Dataset entries on figures
>> start

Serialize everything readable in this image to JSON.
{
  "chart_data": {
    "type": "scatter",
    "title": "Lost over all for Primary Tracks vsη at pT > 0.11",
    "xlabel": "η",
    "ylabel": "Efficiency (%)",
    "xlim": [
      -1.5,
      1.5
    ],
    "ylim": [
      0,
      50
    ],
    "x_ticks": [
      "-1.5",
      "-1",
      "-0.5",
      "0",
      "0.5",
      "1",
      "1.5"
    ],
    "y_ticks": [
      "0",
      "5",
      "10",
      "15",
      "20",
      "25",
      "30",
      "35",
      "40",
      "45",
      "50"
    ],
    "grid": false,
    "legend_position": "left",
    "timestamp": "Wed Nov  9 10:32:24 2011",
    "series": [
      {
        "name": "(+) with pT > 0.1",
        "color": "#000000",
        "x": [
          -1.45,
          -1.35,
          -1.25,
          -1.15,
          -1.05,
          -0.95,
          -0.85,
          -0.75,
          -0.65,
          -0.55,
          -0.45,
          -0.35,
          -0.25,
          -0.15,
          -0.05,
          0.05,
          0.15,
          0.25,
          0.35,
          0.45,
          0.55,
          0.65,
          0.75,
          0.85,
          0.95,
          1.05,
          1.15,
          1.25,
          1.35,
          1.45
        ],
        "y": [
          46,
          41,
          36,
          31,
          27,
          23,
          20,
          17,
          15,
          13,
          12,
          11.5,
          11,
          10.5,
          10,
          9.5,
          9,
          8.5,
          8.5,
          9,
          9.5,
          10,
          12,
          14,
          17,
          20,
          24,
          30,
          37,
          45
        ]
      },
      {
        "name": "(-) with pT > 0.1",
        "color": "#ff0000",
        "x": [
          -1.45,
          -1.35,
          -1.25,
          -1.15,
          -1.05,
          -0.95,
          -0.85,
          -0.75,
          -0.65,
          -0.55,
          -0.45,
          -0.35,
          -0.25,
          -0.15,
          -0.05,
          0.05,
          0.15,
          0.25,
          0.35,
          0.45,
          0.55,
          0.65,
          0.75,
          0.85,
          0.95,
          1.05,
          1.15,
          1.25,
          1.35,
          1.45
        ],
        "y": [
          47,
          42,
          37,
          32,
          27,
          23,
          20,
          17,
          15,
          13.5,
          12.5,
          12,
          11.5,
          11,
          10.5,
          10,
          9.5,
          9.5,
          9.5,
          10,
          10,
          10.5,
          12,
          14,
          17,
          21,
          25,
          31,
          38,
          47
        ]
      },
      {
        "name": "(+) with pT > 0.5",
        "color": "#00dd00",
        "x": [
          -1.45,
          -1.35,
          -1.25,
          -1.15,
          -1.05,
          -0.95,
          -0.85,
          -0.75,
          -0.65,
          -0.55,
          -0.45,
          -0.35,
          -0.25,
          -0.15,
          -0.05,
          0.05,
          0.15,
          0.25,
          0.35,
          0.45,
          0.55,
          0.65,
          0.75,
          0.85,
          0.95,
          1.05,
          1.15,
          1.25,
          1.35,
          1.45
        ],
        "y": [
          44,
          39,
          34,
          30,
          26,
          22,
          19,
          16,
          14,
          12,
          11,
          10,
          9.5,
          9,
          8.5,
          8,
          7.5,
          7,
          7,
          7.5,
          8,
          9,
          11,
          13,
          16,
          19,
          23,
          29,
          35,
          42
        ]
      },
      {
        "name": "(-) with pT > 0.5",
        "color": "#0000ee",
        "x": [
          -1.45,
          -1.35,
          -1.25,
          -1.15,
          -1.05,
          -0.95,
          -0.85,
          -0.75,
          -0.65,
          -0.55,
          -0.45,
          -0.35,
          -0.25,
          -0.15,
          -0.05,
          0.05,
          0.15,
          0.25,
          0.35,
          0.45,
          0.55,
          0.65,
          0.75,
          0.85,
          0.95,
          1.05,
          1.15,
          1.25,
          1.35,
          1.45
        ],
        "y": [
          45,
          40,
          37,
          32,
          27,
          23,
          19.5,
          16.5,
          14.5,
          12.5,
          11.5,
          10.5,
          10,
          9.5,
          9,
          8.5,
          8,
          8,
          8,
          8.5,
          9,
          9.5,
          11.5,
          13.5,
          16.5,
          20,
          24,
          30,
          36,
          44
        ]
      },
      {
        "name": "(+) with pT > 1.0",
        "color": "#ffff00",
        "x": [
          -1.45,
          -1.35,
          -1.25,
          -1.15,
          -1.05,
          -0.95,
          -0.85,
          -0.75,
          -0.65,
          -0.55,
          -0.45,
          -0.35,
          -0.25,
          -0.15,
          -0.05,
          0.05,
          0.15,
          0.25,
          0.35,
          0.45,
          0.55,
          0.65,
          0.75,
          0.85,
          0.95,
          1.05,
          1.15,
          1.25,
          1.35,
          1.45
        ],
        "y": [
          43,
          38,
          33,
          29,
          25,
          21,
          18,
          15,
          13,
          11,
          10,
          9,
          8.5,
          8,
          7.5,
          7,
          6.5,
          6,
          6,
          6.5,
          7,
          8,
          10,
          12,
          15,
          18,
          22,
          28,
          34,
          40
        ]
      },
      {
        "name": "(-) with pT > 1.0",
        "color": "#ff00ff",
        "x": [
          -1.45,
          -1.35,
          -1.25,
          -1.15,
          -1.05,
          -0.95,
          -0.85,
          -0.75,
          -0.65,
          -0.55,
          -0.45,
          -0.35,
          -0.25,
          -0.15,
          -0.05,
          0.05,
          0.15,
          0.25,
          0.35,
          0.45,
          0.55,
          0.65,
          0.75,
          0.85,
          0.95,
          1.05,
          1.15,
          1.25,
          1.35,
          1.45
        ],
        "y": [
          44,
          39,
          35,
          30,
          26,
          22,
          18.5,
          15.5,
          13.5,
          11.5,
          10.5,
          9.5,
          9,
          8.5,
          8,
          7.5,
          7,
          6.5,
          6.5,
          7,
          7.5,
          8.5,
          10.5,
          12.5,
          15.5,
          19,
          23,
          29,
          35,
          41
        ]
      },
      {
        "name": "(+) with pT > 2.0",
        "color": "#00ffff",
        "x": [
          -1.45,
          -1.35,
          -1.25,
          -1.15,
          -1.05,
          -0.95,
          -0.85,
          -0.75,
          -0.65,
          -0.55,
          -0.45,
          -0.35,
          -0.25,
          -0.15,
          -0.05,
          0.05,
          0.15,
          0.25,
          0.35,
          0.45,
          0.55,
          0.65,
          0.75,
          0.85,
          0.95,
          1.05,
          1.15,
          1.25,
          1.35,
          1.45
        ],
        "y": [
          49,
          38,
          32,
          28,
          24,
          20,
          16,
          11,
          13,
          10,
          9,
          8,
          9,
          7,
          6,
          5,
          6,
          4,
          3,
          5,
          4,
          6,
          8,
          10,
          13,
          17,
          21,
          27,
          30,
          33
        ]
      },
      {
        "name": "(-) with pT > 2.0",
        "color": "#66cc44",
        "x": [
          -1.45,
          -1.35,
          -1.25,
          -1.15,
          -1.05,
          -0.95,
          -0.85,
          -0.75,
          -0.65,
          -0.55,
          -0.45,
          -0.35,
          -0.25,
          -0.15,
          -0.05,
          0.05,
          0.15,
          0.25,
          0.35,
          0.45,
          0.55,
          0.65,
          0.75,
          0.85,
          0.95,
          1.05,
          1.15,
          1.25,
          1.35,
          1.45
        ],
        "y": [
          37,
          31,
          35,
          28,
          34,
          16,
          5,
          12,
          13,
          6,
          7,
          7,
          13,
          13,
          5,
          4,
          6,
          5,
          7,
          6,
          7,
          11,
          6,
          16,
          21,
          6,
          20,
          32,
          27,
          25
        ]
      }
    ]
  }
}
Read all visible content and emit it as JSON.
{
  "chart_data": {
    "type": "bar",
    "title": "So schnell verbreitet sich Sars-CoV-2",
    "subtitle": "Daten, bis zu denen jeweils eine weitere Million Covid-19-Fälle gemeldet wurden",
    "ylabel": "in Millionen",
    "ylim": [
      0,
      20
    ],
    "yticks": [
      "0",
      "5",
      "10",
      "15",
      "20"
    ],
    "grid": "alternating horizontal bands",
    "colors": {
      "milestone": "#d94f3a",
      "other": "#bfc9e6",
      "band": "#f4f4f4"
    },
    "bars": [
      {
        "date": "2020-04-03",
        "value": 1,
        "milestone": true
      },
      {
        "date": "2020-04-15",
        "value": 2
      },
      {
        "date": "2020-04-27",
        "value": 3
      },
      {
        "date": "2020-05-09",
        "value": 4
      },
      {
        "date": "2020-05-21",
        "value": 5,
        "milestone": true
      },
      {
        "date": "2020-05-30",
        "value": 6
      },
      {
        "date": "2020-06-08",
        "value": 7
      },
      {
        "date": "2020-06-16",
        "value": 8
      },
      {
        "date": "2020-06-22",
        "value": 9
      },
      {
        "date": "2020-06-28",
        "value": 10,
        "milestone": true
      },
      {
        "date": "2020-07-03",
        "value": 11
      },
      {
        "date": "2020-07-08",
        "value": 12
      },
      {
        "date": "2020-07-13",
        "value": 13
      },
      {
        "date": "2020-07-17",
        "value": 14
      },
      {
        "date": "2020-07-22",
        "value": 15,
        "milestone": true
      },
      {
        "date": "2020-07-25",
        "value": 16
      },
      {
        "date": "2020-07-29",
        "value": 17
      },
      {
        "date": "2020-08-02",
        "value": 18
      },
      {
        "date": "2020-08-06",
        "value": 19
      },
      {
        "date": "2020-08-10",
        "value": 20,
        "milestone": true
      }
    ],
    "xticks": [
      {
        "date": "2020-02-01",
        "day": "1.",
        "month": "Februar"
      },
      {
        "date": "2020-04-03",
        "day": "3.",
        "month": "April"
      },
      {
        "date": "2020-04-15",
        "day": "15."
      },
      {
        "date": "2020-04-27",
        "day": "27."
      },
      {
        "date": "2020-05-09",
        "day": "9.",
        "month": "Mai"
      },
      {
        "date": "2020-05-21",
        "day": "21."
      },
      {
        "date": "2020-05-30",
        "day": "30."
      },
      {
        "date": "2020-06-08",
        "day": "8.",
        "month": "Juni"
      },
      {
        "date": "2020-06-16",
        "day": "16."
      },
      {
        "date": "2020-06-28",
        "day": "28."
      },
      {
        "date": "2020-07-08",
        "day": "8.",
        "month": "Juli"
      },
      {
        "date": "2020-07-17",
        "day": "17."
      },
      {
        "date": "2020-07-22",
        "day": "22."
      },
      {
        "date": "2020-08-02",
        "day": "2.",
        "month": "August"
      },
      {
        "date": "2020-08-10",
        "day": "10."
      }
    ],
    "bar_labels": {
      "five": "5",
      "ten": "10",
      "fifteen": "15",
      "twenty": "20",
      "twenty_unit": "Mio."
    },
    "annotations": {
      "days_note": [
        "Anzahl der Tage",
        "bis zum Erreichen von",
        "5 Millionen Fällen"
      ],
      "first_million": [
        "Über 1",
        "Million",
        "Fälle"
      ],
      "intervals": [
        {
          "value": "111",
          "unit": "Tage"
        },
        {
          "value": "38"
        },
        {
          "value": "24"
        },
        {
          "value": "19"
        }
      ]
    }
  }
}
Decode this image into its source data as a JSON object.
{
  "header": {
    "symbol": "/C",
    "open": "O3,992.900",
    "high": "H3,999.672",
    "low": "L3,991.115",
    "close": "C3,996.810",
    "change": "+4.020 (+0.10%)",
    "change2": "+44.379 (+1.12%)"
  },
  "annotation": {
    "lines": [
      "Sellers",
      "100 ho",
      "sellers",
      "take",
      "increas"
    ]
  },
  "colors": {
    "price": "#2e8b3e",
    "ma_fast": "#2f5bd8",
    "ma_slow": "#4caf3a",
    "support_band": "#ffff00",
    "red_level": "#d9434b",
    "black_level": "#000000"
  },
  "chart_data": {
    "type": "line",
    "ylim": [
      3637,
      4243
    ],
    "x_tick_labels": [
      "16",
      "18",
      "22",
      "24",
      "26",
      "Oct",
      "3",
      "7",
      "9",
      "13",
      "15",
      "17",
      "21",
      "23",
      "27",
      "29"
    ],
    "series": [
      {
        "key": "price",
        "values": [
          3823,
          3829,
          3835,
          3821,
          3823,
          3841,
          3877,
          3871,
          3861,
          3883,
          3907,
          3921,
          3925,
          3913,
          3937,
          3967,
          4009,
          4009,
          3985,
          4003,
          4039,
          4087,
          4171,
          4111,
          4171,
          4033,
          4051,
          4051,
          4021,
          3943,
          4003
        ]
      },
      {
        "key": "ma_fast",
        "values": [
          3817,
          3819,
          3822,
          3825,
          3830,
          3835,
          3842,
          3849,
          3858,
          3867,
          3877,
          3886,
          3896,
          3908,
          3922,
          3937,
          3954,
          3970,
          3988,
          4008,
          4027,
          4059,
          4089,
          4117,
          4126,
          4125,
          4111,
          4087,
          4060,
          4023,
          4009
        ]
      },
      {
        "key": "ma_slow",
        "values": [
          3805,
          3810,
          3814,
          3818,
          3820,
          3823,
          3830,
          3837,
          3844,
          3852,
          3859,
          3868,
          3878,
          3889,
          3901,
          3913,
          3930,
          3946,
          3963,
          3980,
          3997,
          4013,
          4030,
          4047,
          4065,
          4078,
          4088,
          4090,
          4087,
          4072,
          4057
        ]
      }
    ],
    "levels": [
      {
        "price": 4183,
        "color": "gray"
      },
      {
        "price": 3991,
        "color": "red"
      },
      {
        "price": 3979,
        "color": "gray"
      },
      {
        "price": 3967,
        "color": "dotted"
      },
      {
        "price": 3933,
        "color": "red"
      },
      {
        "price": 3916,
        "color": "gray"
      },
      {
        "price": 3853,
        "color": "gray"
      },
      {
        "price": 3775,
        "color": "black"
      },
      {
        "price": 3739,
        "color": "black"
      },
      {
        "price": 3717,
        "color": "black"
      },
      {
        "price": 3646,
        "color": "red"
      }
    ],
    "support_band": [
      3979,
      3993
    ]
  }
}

>> end

-- Written task --
Pull out each line holding the string "this".

-- Response to the task --
Serialize everything readable in this image to JSON.
Decode this image into its source data as a JSON object.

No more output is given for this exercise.